**Task requirements**: Report the count of lines below in which the string "Stratégiájáról" occurs; include nothing else.

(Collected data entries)
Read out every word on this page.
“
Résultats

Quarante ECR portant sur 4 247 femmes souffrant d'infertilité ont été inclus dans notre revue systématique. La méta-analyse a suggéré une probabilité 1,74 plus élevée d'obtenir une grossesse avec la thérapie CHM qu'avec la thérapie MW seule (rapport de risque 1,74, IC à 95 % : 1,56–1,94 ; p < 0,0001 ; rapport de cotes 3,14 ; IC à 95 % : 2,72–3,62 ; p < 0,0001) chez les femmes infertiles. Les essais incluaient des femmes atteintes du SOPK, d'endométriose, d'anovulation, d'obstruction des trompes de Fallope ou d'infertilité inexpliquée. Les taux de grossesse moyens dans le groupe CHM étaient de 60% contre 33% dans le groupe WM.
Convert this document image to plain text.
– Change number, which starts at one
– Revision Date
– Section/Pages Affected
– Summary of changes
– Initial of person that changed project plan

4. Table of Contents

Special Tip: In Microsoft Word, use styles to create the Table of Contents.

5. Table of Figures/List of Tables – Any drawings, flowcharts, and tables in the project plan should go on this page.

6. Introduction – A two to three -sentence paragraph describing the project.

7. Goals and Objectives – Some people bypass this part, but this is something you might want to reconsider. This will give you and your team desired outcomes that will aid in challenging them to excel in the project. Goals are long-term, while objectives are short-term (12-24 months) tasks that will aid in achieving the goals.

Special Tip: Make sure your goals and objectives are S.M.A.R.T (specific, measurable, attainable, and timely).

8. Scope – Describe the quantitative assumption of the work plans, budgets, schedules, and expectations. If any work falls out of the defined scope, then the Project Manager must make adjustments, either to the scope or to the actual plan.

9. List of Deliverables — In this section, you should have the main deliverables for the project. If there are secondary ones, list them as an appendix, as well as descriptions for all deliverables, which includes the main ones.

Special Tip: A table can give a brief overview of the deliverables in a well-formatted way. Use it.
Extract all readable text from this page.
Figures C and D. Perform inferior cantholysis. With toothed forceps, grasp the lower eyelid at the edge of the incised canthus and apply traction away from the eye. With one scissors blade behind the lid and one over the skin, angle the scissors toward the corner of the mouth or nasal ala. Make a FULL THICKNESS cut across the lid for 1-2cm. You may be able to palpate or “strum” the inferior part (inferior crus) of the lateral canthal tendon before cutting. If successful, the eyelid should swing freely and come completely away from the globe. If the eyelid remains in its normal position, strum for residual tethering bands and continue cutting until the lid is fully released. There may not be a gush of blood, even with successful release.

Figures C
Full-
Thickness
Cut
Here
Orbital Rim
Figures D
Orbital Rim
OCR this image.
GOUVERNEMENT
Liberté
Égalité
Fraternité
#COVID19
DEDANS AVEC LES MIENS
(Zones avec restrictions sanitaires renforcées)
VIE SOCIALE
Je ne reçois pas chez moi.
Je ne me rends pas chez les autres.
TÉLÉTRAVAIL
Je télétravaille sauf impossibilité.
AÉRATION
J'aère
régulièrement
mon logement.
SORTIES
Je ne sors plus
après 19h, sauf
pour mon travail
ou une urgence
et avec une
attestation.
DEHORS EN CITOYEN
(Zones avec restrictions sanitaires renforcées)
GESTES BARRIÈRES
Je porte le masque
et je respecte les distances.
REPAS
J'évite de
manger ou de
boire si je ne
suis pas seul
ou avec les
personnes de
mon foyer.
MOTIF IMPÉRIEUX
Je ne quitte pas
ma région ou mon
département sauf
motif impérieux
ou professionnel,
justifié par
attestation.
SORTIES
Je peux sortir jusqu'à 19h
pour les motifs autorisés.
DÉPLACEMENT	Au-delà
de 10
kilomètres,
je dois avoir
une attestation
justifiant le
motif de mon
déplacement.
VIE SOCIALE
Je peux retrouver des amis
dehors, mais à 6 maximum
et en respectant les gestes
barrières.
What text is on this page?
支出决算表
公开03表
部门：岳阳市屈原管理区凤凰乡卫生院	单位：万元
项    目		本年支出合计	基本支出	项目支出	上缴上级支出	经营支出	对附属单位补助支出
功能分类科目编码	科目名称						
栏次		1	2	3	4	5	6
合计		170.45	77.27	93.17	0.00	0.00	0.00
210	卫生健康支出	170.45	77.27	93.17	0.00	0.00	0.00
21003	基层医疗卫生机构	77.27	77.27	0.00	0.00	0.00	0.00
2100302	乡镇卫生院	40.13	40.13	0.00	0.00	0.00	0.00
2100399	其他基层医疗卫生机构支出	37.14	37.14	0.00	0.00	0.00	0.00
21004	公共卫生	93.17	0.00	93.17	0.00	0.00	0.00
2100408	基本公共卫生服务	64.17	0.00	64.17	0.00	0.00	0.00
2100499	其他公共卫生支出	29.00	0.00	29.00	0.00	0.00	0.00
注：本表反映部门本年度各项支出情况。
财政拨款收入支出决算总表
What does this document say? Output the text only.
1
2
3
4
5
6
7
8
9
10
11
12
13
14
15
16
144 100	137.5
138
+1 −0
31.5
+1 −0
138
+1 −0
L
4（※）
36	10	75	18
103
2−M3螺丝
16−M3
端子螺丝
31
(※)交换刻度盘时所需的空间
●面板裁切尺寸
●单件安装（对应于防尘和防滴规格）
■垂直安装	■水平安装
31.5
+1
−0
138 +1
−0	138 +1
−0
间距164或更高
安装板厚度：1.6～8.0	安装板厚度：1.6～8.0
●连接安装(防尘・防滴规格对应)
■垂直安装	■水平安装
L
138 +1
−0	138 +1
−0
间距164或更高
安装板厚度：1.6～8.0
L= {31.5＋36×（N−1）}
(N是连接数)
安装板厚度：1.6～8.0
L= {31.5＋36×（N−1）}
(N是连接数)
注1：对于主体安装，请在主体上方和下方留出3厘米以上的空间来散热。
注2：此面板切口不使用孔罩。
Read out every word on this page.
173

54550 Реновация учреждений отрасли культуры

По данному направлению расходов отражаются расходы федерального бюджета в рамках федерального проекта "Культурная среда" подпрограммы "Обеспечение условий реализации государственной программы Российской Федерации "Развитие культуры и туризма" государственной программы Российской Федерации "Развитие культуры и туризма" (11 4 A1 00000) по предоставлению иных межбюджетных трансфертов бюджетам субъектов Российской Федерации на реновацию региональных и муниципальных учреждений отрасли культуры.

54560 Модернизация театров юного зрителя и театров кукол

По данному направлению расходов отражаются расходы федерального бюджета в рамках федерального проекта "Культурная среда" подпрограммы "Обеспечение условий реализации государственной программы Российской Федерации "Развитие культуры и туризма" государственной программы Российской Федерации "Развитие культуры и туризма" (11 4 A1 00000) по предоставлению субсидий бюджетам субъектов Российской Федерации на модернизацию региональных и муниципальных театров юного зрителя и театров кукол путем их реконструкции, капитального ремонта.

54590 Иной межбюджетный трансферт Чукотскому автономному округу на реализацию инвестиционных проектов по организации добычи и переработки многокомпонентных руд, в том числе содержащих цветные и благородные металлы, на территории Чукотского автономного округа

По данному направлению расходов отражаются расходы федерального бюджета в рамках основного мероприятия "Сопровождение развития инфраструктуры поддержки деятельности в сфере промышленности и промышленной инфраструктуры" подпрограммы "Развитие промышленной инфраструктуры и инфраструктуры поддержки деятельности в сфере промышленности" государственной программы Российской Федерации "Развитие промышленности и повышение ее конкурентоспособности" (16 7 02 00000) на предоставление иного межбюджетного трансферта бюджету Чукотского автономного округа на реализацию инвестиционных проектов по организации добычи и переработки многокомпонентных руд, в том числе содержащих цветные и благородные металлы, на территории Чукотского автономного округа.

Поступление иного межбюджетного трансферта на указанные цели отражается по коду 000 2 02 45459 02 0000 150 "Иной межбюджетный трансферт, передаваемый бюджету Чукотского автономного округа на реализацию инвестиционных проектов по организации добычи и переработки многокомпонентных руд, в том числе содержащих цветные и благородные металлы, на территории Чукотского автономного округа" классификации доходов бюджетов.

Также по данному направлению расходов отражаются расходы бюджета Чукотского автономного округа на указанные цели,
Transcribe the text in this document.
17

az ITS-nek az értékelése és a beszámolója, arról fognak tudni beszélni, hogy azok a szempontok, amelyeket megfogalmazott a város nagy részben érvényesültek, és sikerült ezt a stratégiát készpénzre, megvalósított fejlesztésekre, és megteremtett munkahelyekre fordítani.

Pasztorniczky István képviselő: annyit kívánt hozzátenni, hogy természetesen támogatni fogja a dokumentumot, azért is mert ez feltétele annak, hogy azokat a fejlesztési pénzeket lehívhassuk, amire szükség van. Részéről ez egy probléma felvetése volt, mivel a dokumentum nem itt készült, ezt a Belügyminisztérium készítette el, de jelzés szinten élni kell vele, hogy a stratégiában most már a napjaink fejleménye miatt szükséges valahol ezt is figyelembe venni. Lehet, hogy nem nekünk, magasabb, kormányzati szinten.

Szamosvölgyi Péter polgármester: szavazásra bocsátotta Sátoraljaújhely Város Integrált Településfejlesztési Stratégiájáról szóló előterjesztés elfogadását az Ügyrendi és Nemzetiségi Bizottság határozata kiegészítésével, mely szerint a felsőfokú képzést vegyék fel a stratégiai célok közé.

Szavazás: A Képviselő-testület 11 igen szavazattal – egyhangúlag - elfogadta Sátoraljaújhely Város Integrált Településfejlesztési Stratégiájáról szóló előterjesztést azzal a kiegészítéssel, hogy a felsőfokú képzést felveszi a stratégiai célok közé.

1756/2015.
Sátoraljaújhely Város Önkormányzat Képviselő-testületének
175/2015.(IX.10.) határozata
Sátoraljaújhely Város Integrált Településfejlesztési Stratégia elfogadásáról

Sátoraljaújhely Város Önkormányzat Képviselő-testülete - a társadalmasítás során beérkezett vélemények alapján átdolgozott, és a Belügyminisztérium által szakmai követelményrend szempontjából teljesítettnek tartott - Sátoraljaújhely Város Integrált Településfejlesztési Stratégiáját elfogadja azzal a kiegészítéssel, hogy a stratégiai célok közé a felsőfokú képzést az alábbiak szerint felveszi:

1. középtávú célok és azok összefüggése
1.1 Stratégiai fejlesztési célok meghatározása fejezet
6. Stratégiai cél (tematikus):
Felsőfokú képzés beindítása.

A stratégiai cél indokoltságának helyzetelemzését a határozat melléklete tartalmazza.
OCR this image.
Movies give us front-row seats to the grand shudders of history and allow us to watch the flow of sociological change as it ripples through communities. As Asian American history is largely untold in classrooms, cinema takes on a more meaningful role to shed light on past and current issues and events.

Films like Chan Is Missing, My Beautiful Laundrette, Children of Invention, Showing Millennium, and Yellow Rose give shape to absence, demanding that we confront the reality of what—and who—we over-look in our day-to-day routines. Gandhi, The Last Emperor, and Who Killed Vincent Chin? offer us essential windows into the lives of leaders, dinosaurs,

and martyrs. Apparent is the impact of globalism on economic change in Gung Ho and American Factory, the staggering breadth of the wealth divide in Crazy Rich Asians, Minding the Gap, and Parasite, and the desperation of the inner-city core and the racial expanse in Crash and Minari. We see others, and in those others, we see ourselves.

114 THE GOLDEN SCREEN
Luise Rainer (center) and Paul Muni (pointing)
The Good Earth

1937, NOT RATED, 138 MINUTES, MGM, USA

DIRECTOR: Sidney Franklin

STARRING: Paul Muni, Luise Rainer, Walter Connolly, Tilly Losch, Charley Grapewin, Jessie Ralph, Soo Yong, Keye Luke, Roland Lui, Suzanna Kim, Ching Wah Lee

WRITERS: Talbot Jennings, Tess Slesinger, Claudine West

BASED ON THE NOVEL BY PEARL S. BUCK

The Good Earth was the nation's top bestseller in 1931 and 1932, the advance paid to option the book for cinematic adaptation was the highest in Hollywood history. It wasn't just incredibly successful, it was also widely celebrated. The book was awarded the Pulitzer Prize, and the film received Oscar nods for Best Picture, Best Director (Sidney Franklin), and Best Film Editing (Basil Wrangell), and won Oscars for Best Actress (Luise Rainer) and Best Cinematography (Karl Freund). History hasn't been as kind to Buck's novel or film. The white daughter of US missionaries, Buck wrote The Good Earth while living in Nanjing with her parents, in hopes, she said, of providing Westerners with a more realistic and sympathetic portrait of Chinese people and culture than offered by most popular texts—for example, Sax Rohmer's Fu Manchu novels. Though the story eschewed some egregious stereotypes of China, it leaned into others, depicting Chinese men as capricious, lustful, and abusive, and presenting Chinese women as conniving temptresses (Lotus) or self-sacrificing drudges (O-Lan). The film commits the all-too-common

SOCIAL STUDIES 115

**Output for this task**: 2